:: Entries ::
# # #

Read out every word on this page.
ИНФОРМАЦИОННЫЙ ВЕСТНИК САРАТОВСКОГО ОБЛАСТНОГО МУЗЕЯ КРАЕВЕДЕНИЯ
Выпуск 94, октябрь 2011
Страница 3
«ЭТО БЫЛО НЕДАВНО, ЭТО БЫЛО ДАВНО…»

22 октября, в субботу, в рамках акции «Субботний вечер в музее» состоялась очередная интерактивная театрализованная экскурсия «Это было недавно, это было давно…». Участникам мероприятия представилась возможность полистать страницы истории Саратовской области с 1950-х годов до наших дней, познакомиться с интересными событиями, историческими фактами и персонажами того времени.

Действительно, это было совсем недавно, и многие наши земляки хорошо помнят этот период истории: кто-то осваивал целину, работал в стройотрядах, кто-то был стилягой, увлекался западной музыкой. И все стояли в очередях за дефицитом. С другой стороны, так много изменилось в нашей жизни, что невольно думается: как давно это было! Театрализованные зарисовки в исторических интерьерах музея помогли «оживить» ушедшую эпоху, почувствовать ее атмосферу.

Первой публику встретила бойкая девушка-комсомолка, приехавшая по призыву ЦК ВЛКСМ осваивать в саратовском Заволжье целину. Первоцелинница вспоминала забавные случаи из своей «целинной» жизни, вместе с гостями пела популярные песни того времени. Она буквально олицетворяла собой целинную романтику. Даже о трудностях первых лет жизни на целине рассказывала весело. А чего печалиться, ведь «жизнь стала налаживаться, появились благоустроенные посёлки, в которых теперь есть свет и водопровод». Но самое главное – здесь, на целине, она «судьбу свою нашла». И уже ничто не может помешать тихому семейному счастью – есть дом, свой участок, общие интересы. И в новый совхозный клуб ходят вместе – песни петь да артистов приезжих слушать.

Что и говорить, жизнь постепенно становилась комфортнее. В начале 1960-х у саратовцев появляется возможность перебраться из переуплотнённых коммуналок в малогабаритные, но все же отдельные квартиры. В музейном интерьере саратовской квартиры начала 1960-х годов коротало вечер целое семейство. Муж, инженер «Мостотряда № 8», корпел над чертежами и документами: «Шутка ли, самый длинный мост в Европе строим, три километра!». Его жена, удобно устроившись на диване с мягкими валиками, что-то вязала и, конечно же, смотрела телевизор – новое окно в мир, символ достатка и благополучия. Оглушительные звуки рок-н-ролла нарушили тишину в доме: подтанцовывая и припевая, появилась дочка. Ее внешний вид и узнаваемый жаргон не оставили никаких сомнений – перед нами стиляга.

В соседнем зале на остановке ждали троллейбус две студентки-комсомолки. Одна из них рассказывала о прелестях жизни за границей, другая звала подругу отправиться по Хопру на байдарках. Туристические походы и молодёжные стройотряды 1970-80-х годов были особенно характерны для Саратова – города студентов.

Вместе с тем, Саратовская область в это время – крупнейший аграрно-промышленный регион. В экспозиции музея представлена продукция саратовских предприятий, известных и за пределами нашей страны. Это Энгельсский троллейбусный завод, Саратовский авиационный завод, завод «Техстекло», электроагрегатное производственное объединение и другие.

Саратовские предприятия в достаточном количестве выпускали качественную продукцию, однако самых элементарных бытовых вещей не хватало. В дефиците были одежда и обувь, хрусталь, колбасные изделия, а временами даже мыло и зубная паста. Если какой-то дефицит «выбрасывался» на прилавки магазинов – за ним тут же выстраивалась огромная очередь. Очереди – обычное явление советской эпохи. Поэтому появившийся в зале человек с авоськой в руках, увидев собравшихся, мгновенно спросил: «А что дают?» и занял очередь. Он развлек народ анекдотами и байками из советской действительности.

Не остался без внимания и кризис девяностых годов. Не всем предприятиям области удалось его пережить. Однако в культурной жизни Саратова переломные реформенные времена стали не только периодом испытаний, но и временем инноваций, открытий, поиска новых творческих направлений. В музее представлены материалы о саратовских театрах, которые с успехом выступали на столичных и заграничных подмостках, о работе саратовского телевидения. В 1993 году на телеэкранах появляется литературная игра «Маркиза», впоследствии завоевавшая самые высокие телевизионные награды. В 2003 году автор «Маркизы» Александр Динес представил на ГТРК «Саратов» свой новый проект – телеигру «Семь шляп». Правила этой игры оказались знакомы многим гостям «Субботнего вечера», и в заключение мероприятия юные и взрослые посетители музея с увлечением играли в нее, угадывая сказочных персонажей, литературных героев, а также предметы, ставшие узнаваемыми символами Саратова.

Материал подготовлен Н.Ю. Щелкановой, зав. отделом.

# # #

:: Set problem ::
Give the listing again, word for word.

:: Output of the task ::
Read out every word on this page.
ИНФОРМАЦИОННЫЙ ВЕСТНИК САРАТОВСКОГО ОБЛАСТНОГО МУЗЕЯ КРАЕВЕДЕНИЯ
Выпуск 94, октябрь 2011
Страница 3
«ЭТО БЫЛО НЕДАВНО, ЭТО БЫЛО ДАВНО…»

22 октября, в субботу, в рамках акции «Субботний вечер в музее» состоялась очередная интерактивная театрализованная экскурсия «Это было недавно, это было давно…». Участникам мероприятия представилась возможность полистать страницы истории Саратовской области с 1950-х годов до наших дней, познакомиться с интересными событиями, историческими фактами и персонажами того времени.

Действительно, это было совсем недавно, и многие наши земляки хорошо помнят этот период истории: кто-то осваивал целину, работал в стройотрядах, кто-то был стилягой, увлекался западной музыкой. И все стояли в очередях за дефицитом. С другой стороны, так много изменилось в нашей жизни, что невольно думается: как давно это было! Театрализованные зарисовки в исторических интерьерах музея помогли «оживить» ушедшую эпоху, почувствовать ее атмосферу.

Первой публику встретила бойкая девушка-комсомолка, приехавшая по призыву ЦК ВЛКСМ осваивать в саратовском Заволжье целину. Первоцелинница вспоминала забавные случаи из своей «целинной» жизни, вместе с гостями пела популярные песни того времени. Она буквально олицетворяла собой целинную романтику. Даже о трудностях первых лет жизни на целине рассказывала весело. А чего печалиться, ведь «жизнь стала налаживаться, появились благоустроенные посёлки, в которых теперь есть свет и водопровод». Но самое главное – здесь, на целине, она «судьбу свою нашла». И уже ничто не может помешать тихому семейному счастью – есть дом, свой участок, общие интересы. И в новый совхозный клуб ходят вместе – песни петь да артистов приезжих слушать.

Что и говорить, жизнь постепенно становилась комфортнее. В начале 1960-х у саратовцев появляется возможность перебраться из переуплотнённых коммуналок в малогабаритные, но все же отдельные квартиры. В музейном интерьере саратовской квартиры начала 1960-х годов коротало вечер целое семейство. Муж, инженер «Мостотряда № 8», корпел над чертежами и документами: «Шутка ли, самый длинный мост в Европе строим, три километра!». Его жена, удобно устроившись на диване с мягкими валиками, что-то вязала и, конечно же, смотрела телевизор – новое окно в мир, символ достатка и благополучия. Оглушительные звуки рок-н-ролла нарушили тишину в доме: подтанцовывая и припевая, появилась дочка. Ее внешний вид и узнаваемый жаргон не оставили никаких сомнений – перед нами стиляга.

В соседнем зале на остановке ждали троллейбус две студентки-комсомолки. Одна из них рассказывала о прелестях жизни за границей, другая звала подругу отправиться по Хопру на байдарках. Туристические походы и молодёжные стройотряды 1970-80-х годов были особенно характерны для Саратова – города студентов.

Вместе с тем, Саратовская область в это время – крупнейший аграрно-промышленный регион. В экспозиции музея представлена продукция саратовских предприятий, известных и за пределами нашей страны. Это Энгельсский троллейбусный завод, Саратовский авиационный завод, завод «Техстекло», электроагрегатное производственное объединение и другие.

Саратовские предприятия в достаточном количестве выпускали качественную продукцию, однако самых элементарных бытовых вещей не хватало. В дефиците были одежда и обувь, хрусталь, колбасные изделия, а временами даже мыло и зубная паста. Если какой-то дефицит «выбрасывался» на прилавки магазинов – за ним тут же выстраивалась огромная очередь. Очереди – обычное явление советской эпохи. Поэтому появившийся в зале человек с авоськой в руках, увидев собравшихся, мгновенно спросил: «А что дают?» и занял очередь. Он развлек народ анекдотами и байками из советской действительности.

Не остался без внимания и кризис девяностых годов. Не всем предприятиям области удалось его пережить. Однако в культурной жизни Саратова переломные реформенные времена стали не только периодом испытаний, но и временем инноваций, открытий, поиска новых творческих направлений. В музее представлены материалы о саратовских театрах, которые с успехом выступали на столичных и заграничных подмостках, о работе саратовского телевидения. В 1993 году на телеэкранах появляется литературная игра «Маркиза», впоследствии завоевавшая самые высокие телевизионные награды. В 2003 году автор «Маркизы» Александр Динес представил на ГТРК «Саратов» свой новый проект – телеигру «Семь шляп». Правила этой игры оказались знакомы многим гостям «Субботнего вечера», и в заключение мероприятия юные и взрослые посетители музея с увлечением играли в нее, угадывая сказочных персонажей, литературных героев, а также предметы, ставшие узнаваемыми символами Саратова.

Материал подготовлен Н.Ю. Щелкановой, зав. отделом.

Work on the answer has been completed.